**ENTRIES**
____________________
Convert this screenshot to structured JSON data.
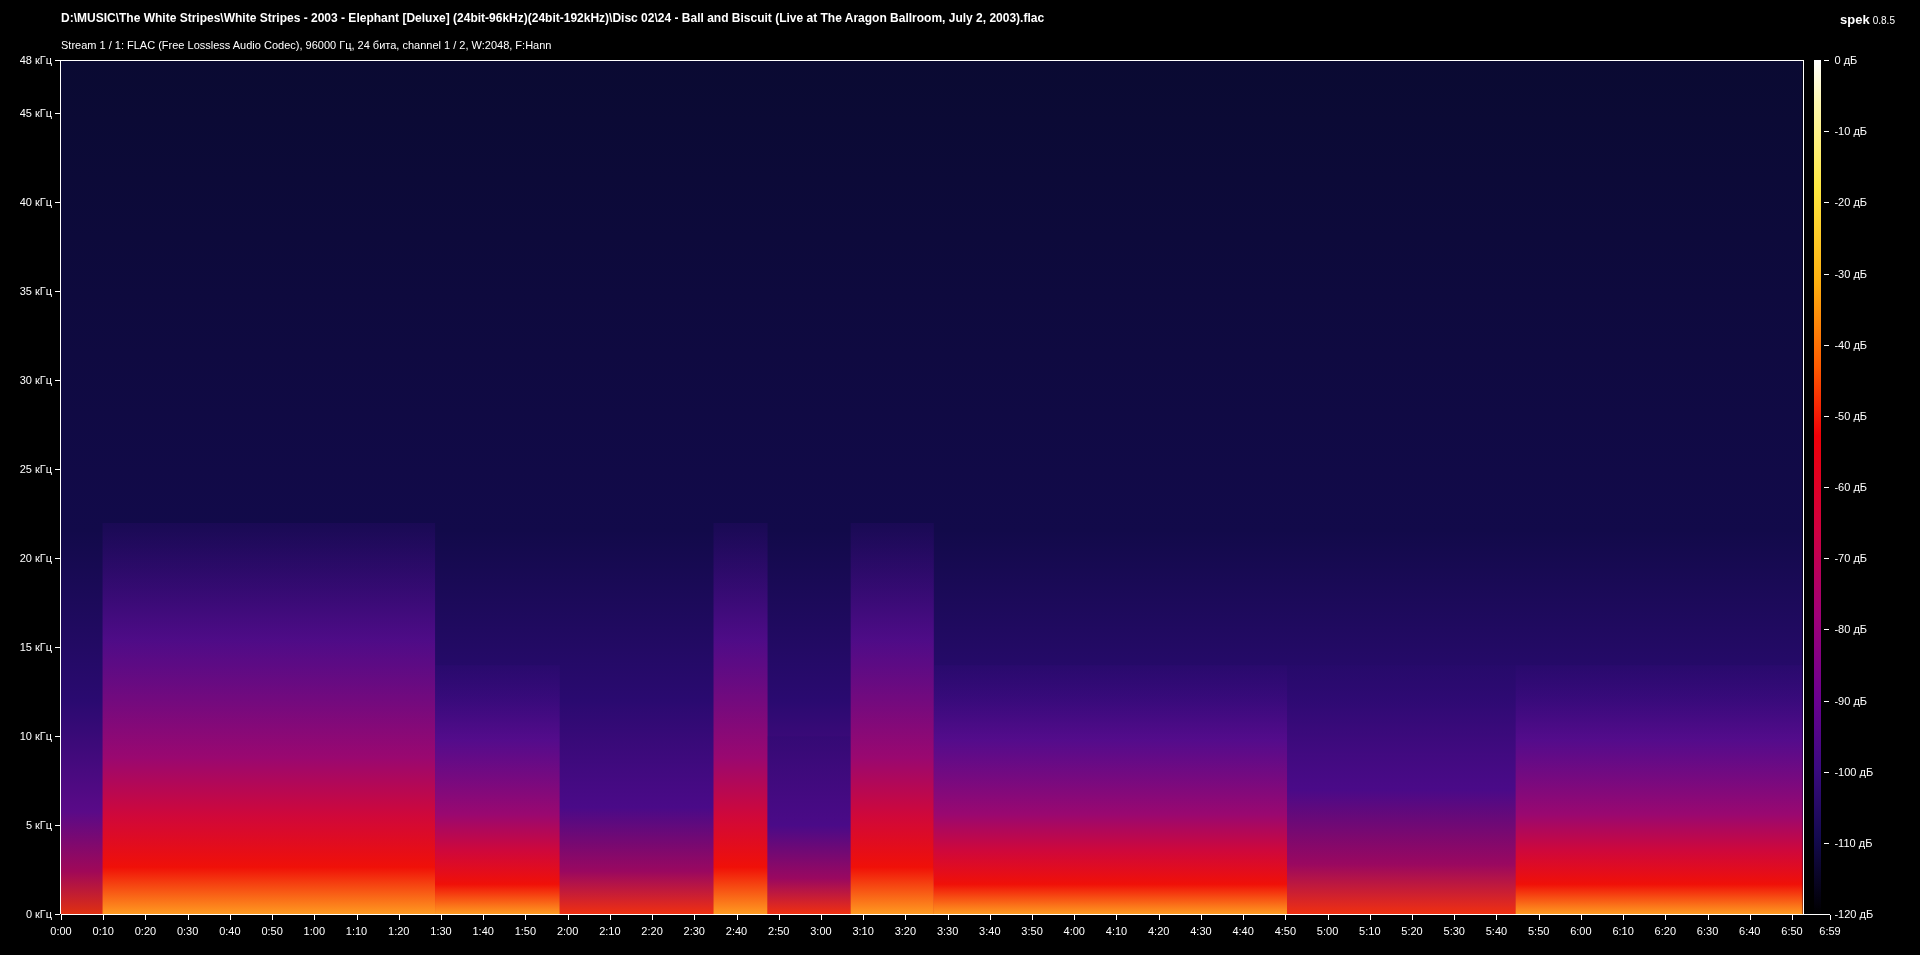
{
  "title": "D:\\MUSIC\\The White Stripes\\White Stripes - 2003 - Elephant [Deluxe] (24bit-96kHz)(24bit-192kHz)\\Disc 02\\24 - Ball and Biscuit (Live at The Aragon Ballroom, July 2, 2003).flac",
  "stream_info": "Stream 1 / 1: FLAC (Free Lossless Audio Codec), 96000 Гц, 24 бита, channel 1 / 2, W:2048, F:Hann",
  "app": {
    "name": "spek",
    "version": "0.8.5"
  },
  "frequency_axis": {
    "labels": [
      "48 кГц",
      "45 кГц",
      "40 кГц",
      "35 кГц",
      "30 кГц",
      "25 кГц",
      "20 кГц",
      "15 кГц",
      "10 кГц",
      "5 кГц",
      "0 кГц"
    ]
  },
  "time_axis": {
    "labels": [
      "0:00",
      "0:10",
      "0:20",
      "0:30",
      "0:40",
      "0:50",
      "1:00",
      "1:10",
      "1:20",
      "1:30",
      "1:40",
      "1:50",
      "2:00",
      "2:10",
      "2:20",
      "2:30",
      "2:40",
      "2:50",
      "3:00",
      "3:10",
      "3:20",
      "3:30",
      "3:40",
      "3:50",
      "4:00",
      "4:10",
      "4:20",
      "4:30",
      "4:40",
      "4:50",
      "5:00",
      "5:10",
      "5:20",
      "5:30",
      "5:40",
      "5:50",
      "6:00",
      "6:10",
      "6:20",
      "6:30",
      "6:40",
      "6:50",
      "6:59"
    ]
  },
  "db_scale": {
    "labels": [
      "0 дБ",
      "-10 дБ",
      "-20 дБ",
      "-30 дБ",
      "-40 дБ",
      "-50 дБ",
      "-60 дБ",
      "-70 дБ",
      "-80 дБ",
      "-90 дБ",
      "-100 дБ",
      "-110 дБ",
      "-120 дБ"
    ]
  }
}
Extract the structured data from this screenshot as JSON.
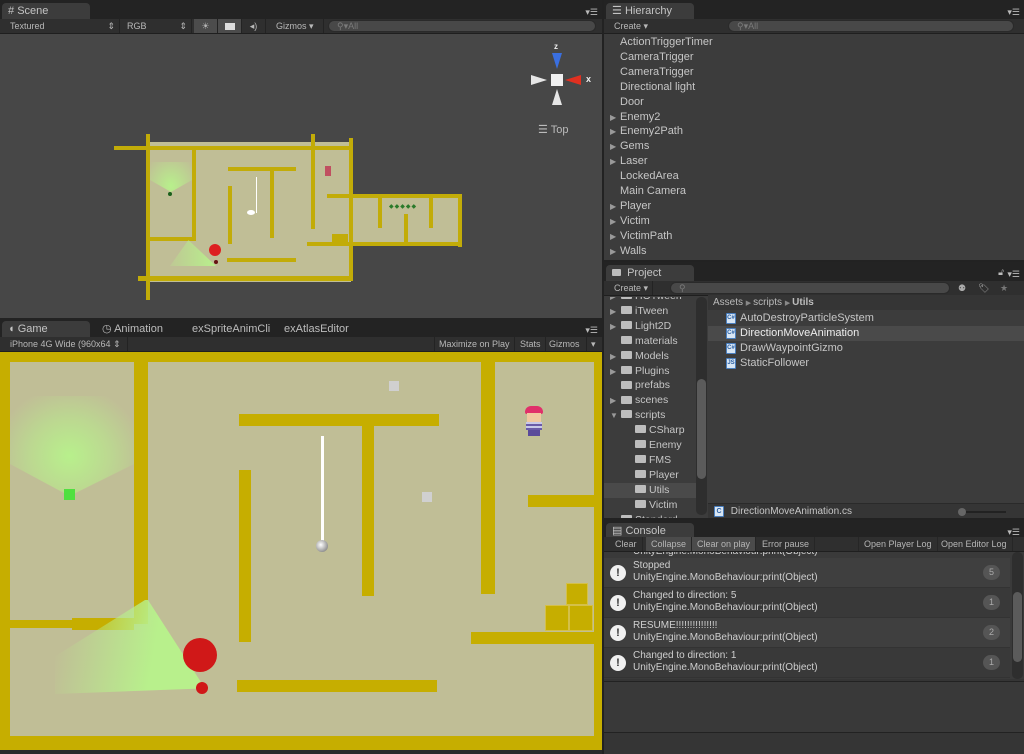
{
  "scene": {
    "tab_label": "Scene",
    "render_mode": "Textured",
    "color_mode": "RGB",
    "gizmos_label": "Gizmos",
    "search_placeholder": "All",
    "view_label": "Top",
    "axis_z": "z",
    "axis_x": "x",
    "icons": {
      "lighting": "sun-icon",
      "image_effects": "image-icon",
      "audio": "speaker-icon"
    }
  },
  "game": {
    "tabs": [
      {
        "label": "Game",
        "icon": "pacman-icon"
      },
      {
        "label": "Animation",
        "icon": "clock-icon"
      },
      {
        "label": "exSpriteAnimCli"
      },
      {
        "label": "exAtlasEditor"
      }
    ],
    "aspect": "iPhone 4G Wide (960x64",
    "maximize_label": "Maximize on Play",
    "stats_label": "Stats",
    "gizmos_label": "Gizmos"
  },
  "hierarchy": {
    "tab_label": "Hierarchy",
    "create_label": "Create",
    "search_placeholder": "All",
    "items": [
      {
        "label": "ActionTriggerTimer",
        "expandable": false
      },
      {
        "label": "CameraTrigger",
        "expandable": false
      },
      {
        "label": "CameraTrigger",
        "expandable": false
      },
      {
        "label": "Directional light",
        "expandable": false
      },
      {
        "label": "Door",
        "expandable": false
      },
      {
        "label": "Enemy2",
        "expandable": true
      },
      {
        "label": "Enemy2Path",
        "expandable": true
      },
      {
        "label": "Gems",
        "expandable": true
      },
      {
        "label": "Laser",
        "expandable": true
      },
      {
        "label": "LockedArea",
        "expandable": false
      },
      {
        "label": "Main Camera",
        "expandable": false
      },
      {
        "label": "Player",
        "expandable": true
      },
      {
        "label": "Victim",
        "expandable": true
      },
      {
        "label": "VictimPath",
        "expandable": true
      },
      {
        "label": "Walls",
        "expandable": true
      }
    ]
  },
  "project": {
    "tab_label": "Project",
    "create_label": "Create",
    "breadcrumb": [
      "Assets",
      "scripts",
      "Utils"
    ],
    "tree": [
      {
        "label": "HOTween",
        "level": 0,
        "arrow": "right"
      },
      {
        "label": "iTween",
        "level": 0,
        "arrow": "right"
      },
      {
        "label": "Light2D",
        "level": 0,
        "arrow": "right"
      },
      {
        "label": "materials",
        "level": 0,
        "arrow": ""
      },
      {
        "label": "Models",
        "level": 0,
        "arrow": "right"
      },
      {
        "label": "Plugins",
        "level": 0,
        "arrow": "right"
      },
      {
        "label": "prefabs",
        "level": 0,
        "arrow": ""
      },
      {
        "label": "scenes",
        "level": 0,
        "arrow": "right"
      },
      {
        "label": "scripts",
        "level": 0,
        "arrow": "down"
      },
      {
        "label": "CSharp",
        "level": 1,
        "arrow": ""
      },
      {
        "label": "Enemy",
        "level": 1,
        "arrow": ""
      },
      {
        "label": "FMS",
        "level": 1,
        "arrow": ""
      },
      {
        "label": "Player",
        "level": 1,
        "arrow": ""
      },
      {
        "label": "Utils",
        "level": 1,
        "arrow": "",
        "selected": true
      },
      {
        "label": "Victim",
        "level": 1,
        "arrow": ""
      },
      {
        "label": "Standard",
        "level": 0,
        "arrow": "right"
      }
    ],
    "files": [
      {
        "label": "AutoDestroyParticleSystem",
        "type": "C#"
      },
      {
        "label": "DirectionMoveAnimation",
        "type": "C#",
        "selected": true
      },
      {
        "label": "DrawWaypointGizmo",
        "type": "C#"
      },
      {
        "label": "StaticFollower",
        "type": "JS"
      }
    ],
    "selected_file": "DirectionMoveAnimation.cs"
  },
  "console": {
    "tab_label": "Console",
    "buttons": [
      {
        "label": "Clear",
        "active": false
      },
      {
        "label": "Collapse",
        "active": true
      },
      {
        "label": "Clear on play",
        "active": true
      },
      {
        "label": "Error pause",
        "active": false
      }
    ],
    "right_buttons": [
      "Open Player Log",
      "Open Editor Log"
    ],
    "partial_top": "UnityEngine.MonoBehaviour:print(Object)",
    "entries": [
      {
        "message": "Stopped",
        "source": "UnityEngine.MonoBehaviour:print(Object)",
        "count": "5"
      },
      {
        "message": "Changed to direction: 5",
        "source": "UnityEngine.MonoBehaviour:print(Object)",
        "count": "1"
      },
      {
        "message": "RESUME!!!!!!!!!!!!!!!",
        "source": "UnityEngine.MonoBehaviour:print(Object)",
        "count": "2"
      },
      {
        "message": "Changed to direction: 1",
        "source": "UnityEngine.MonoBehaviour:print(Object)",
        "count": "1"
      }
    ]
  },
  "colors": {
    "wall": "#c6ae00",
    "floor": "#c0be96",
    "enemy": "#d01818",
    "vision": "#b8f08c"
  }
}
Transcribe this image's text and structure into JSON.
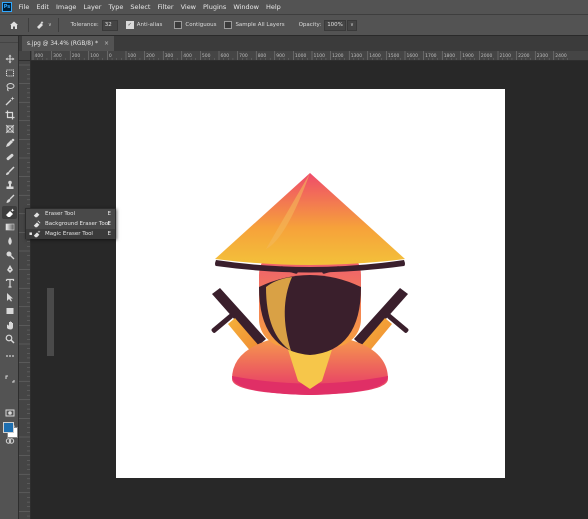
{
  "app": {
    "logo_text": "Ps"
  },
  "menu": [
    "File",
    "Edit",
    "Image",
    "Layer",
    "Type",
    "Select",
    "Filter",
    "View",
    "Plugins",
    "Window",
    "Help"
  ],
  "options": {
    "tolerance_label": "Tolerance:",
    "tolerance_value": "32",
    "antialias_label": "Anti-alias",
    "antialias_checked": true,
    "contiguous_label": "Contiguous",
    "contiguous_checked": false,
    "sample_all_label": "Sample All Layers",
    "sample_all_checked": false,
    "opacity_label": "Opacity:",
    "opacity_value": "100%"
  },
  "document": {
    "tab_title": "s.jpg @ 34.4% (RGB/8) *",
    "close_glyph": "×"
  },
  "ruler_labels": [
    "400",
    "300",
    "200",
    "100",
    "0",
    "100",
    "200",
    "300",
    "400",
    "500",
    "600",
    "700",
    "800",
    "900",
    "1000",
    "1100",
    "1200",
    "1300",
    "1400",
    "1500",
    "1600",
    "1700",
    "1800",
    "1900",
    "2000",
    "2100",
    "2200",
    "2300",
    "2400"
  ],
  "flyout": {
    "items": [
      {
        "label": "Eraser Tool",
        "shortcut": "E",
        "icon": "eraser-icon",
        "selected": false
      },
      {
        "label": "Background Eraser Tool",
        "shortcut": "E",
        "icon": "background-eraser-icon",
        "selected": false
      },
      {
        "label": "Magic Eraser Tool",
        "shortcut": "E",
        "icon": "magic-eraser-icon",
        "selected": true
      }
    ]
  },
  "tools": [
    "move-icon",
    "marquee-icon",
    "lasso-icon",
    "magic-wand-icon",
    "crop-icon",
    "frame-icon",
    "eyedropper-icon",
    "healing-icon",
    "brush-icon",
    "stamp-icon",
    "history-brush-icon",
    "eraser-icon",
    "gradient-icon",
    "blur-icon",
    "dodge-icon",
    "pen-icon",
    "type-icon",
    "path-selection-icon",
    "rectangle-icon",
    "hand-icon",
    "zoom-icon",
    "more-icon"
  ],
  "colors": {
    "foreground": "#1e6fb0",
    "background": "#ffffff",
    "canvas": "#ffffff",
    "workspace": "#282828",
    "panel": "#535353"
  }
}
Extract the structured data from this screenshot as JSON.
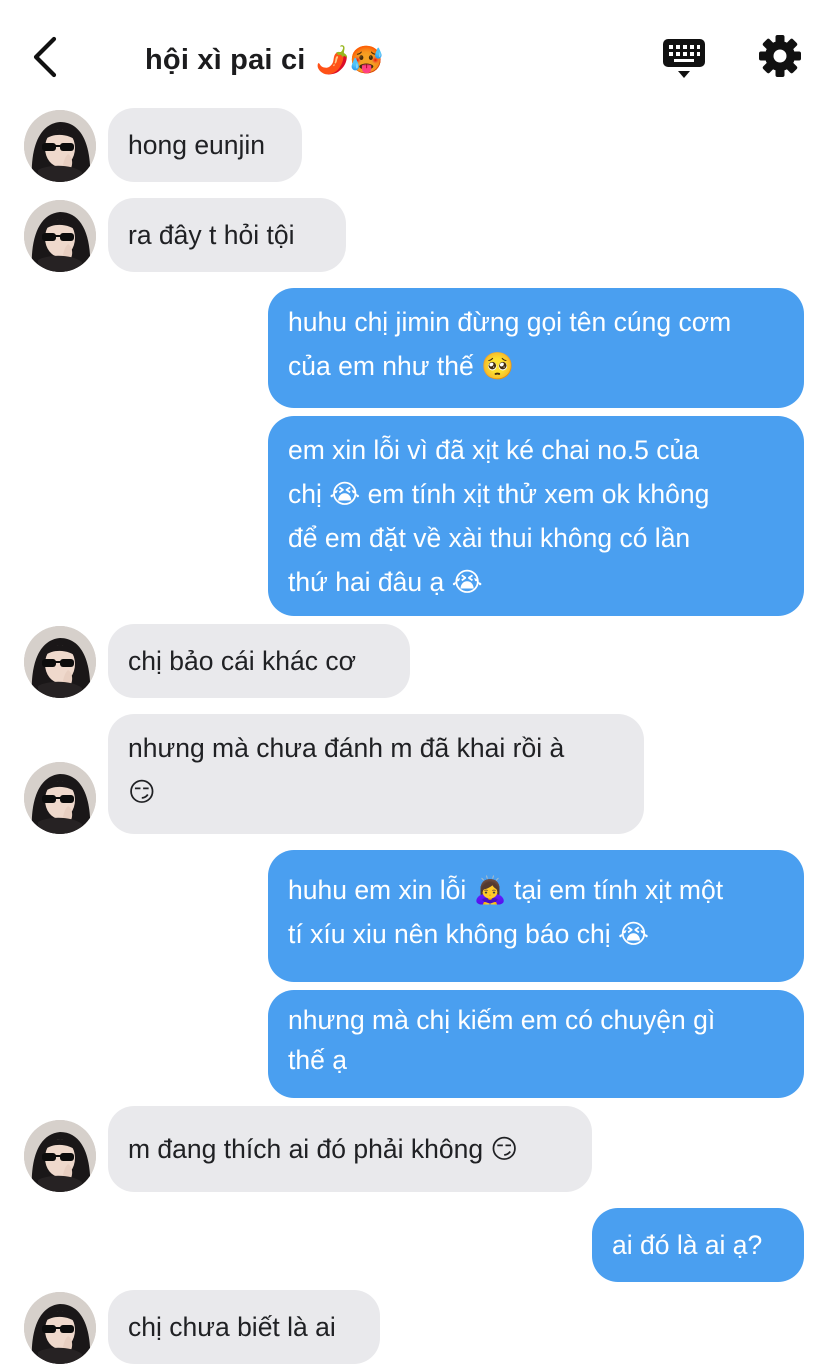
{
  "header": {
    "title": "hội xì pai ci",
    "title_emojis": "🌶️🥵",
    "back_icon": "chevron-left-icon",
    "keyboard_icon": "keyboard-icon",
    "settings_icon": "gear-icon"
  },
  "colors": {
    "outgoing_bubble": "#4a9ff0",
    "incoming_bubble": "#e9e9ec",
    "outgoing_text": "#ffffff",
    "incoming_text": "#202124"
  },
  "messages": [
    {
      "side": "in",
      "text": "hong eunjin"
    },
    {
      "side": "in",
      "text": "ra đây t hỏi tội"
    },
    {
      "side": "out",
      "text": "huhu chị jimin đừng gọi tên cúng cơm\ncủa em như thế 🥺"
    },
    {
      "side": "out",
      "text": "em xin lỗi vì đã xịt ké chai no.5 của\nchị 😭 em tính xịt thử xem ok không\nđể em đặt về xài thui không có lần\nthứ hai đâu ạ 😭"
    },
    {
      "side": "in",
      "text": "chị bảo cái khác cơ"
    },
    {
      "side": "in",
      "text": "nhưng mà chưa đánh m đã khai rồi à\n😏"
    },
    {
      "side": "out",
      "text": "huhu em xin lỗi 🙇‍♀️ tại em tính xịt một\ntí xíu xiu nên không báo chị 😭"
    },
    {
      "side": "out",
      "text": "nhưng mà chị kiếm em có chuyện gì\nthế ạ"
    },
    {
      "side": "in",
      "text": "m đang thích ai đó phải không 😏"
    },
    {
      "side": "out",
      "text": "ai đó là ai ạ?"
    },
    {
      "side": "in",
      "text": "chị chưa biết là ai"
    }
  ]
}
____________________
**WORK TO COMPLETE**
Where a line of the records above holds the word "huhu", copy that line.

**SOLUTION TO THE PROBLEM**
      "text": "huhu chị jimin đừng gọi tên cúng cơm\ncủa em như thế 🥺"
      "text": "huhu em xin lỗi 🙇‍♀️ tại em tính xịt một\ntí xíu xiu nên không báo chị 😭"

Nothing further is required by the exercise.